§ **What is expected**
Examine each line of the data. Copy those that contain the string "Output".

+===+

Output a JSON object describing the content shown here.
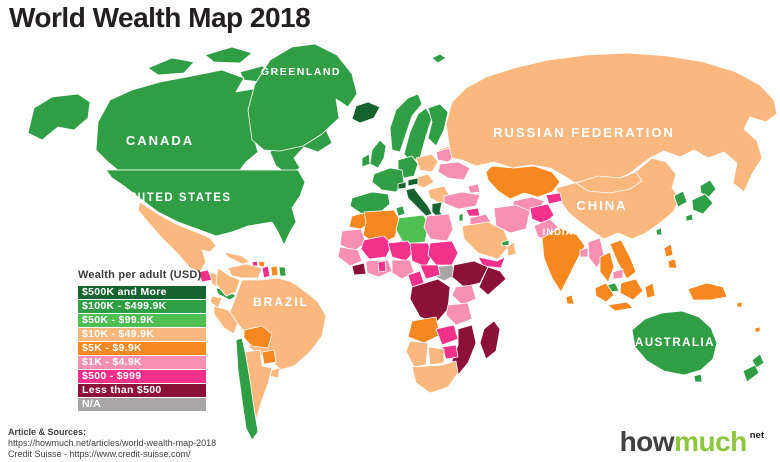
{
  "title": "World Wealth Map 2018",
  "legend": {
    "title": "Wealth per adult (USD)",
    "items": [
      {
        "label": "$500K and More",
        "key": "k500"
      },
      {
        "label": "$100K - $499.9K",
        "key": "k100"
      },
      {
        "label": "$50K - $99.9K",
        "key": "k50"
      },
      {
        "label": "$10K - $49.9K",
        "key": "k10"
      },
      {
        "label": "$5K - $9.9K",
        "key": "k5"
      },
      {
        "label": "$1K - $4.9K",
        "key": "k1"
      },
      {
        "label": "$500 - $999",
        "key": "d500"
      },
      {
        "label": "Less than $500",
        "key": "lt500"
      },
      {
        "label": "N/A",
        "key": "na"
      }
    ]
  },
  "palette": {
    "k500": "#16632f",
    "k100": "#2f9e44",
    "k50": "#50bf52",
    "k10": "#fab87e",
    "k5": "#f6881f",
    "k1": "#f78fb3",
    "d500": "#f3308a",
    "lt500": "#8c1038",
    "na": "#a8a6a6"
  },
  "map": {
    "labels": [
      "GREENLAND",
      "CANADA",
      "UNITED STATES",
      "RUSSIAN FEDERATION",
      "CHINA",
      "INDIA",
      "BRAZIL",
      "AUSTRALIA"
    ]
  },
  "regions": {
    "alaska": "k100",
    "canada": "k100",
    "canada-arctic-1": "k100",
    "canada-arctic-2": "k100",
    "canada-arctic-3": "k100",
    "united-states": "k100",
    "mexico": "k10",
    "guatemala": "d500",
    "honduras-nicaragua": "k10",
    "costa-rica-panama": "k100",
    "cuba": "k10",
    "haiti": "d500",
    "dominican-republic": "k5",
    "jamaica": "k5",
    "greenland": "k100",
    "iceland": "k500",
    "svalbard": "k100",
    "venezuela": "k10",
    "guyana": "d500",
    "suriname": "k5",
    "french-guiana": "k100",
    "colombia": "k10",
    "ecuador": "k10",
    "peru": "k10",
    "brazil": "k10",
    "bolivia": "k5",
    "paraguay": "k5",
    "chile": "k100",
    "argentina": "k10",
    "uruguay": "k10",
    "norway": "k100",
    "sweden": "k100",
    "finland": "k100",
    "denmark": "k100",
    "baltics": "k10",
    "uk": "k100",
    "ireland": "k100",
    "france": "k100",
    "germany": "k100",
    "poland": "k10",
    "belarus": "k1",
    "ukraine": "k1",
    "czech-hungary": "k10",
    "romania-balkans": "k10",
    "switzerland": "k500",
    "austria": "k500",
    "italy": "k500",
    "spain-portugal": "k100",
    "greece": "k500",
    "russia": "k10",
    "mongolia": "k10",
    "kazakhstan": "k5",
    "uzbek-turkmen": "k1",
    "kyrgyz-tajik": "d500",
    "caucasus": "k1",
    "turkey": "k1",
    "syria": "d500",
    "iraq": "k1",
    "iran": "k1",
    "afghanistan": "d500",
    "pakistan": "k1",
    "israel": "k100",
    "saudi-arabia": "k10",
    "yemen": "d500",
    "oman": "k10",
    "uae-qatar": "k100",
    "china": "k10",
    "korea": "k100",
    "japan-north": "k100",
    "japan-main": "k100",
    "japan-south": "k100",
    "taiwan": "k100",
    "india": "k5",
    "bangladesh": "k1",
    "sri-lanka": "k5",
    "myanmar": "k1",
    "thailand": "k5",
    "laos-vietnam": "k5",
    "cambodia": "k1",
    "malaysia": "k100",
    "philippines-north": "k5",
    "philippines-south": "k5",
    "indonesia-sumatra": "k5",
    "indonesia-java": "k5",
    "indonesia-borneo": "k5",
    "indonesia-sulawesi": "k5",
    "new-guinea": "k5",
    "solomon": "k5",
    "fiji": "k5",
    "australia": "k100",
    "tasmania": "k100",
    "new-zealand-north": "k100",
    "new-zealand-south": "k100",
    "morocco": "k5",
    "algeria": "k5",
    "tunisia": "k100",
    "libya": "k50",
    "egypt": "k1",
    "mauritania": "k1",
    "mali": "d500",
    "niger": "d500",
    "chad": "d500",
    "sudan": "d500",
    "south-sudan": "na",
    "ethiopia": "lt500",
    "somalia": "lt500",
    "senegal-guinea": "k1",
    "sierra-leone-liberia": "lt500",
    "ivory-coast-ghana": "k1",
    "ghana-togo": "d500",
    "nigeria": "k1",
    "cameroon": "d500",
    "central-african-republic": "d500",
    "drc": "lt500",
    "kenya": "k1",
    "tanzania": "k1",
    "angola": "k5",
    "zambia": "d500",
    "mozambique": "lt500",
    "zimbabwe": "d500",
    "namibia": "k10",
    "botswana": "k10",
    "south-africa": "k10",
    "madagascar": "lt500"
  },
  "sources": {
    "heading": "Article & Sources:",
    "line1": "https://howmuch.net/articles/world-wealth-map-2018",
    "line2": "Credit Suisse - https://www.credit-suisse.com/"
  },
  "logo": {
    "how": "how",
    "much": "much",
    "tld": "net"
  }
}
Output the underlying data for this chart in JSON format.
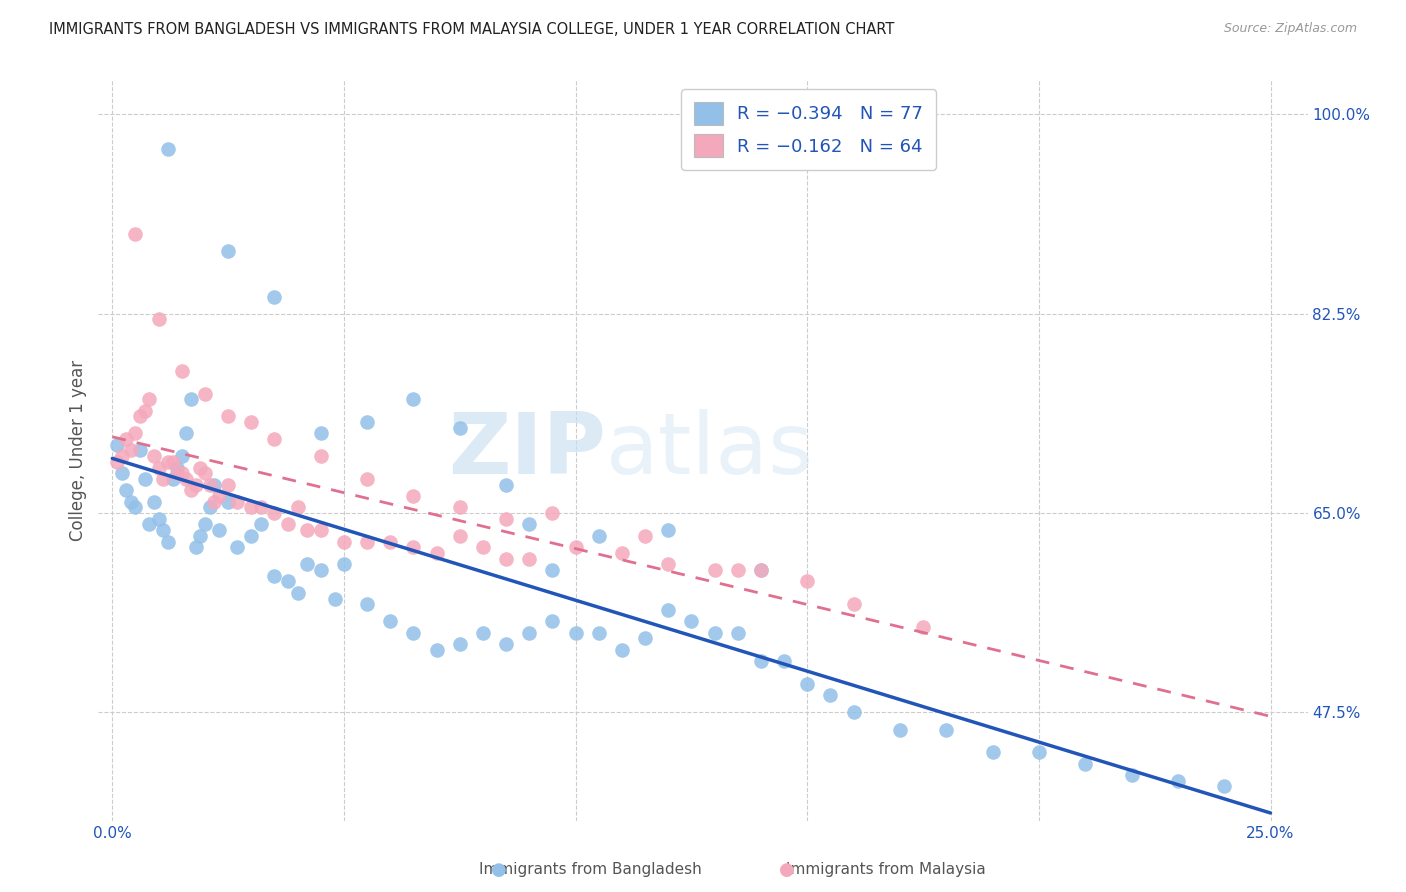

+===+

§ **Exercise result**
Output a JSON object describing the content shown here.
Output the underlying data for this chart in JSON format.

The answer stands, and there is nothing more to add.